What you will do:
Render the records as a JSON list of strings, one string per line with blank lines omitted, from the first line through the line containing "text 3: Define", inclusive. Include only those lines.

(Records)

= = = = =

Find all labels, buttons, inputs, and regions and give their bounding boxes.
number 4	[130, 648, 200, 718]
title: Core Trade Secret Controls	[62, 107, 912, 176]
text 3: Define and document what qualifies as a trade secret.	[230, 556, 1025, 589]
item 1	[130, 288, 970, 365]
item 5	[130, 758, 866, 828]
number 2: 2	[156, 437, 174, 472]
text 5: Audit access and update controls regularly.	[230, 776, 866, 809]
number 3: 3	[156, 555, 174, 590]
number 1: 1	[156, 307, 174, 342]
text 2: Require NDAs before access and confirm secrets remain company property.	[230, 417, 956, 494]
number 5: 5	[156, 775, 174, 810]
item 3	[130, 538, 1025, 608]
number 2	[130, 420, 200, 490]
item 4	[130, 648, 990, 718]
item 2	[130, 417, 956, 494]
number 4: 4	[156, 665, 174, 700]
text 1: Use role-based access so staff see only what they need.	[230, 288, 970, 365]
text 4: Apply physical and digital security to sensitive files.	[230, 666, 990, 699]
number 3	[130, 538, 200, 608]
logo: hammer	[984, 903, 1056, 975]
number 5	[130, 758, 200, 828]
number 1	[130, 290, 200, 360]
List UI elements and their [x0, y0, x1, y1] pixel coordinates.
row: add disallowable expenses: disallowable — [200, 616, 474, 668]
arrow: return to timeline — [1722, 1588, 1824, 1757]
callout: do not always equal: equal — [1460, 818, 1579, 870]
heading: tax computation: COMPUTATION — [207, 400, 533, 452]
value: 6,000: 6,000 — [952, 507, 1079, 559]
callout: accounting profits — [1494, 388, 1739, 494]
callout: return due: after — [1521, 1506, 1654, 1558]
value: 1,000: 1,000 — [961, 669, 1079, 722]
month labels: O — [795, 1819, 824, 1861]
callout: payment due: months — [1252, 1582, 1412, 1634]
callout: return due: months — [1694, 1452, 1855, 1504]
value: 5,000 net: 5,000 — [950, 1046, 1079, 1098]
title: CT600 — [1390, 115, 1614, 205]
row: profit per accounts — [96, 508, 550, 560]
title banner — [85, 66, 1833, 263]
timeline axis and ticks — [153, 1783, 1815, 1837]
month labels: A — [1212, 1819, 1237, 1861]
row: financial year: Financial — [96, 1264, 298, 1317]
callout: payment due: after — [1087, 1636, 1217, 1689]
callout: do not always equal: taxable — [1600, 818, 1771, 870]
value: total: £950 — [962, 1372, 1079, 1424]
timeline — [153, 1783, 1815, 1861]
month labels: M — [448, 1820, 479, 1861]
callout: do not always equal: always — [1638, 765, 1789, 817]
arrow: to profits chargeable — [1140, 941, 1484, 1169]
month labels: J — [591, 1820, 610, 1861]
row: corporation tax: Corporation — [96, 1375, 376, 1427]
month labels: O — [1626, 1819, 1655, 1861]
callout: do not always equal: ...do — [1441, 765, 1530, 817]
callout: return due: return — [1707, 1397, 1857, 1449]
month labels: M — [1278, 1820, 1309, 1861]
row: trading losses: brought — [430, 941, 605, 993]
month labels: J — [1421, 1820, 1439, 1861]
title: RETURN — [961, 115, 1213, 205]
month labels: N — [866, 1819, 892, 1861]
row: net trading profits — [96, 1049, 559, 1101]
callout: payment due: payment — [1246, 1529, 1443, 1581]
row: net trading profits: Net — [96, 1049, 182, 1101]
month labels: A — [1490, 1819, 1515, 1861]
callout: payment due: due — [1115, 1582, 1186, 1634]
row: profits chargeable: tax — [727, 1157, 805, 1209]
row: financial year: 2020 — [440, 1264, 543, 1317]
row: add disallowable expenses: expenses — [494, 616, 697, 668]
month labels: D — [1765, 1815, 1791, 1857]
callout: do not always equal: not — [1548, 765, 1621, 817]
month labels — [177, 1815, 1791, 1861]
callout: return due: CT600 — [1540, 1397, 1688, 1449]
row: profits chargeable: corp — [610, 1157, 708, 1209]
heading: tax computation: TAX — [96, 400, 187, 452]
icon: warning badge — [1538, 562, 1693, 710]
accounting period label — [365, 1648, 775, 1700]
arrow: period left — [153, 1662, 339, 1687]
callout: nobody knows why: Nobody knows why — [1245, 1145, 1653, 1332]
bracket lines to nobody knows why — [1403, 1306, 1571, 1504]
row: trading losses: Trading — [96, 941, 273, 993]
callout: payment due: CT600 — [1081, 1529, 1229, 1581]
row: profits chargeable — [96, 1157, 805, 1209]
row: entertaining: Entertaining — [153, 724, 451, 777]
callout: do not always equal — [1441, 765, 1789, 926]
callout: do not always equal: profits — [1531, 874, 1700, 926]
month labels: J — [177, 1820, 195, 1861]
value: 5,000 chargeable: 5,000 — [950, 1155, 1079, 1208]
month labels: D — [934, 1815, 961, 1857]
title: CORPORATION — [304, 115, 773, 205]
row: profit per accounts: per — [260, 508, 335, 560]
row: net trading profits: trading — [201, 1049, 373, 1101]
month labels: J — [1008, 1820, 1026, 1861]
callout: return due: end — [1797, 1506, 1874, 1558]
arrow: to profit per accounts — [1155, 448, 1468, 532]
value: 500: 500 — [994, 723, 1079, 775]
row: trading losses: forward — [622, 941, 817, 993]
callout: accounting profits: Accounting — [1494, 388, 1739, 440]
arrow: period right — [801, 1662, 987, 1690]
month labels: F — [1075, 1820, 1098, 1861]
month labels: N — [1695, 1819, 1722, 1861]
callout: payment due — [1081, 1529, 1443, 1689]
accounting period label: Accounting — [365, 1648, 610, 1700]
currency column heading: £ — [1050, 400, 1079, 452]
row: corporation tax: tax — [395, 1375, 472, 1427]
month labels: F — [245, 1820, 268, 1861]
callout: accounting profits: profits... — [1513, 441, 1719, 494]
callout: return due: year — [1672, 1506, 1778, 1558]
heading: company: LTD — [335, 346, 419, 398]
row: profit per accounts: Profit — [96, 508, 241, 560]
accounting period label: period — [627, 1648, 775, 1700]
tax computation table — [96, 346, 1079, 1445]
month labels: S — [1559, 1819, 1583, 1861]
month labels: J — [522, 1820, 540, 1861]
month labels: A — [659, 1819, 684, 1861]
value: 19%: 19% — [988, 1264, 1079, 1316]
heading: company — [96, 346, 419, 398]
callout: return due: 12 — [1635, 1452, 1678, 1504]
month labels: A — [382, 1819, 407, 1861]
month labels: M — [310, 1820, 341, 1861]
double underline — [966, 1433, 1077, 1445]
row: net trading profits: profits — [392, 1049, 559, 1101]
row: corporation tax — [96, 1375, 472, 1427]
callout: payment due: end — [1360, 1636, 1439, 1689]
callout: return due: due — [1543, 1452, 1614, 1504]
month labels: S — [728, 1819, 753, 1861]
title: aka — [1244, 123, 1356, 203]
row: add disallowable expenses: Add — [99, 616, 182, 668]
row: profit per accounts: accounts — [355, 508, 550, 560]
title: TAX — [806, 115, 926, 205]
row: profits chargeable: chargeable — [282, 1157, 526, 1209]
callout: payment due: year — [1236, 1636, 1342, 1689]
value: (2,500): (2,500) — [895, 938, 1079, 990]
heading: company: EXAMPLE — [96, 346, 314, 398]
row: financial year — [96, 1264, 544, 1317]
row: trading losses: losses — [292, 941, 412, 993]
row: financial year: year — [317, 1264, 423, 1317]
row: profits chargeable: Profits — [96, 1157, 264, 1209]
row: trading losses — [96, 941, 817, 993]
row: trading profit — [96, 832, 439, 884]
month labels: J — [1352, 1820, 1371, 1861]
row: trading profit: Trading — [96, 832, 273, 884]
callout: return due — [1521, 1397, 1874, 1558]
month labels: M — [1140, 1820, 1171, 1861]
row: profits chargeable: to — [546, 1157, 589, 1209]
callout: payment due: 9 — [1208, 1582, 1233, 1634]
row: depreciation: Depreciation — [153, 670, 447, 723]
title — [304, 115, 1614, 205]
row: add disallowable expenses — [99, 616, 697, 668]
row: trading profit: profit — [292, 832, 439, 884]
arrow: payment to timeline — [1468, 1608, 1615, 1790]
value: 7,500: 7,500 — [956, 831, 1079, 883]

= = = = =

Task answer:
[
  "Find all labels, buttons, inputs, and regions and give their bounding boxes.",
  "number 4\t[130, 648, 200, 718]",
  "title: Core Trade Secret Controls\t[62, 107, 912, 176]",
  "text 3: Define and document what qualifies as a trade secret.\t[230, 556, 1025, 589]"
]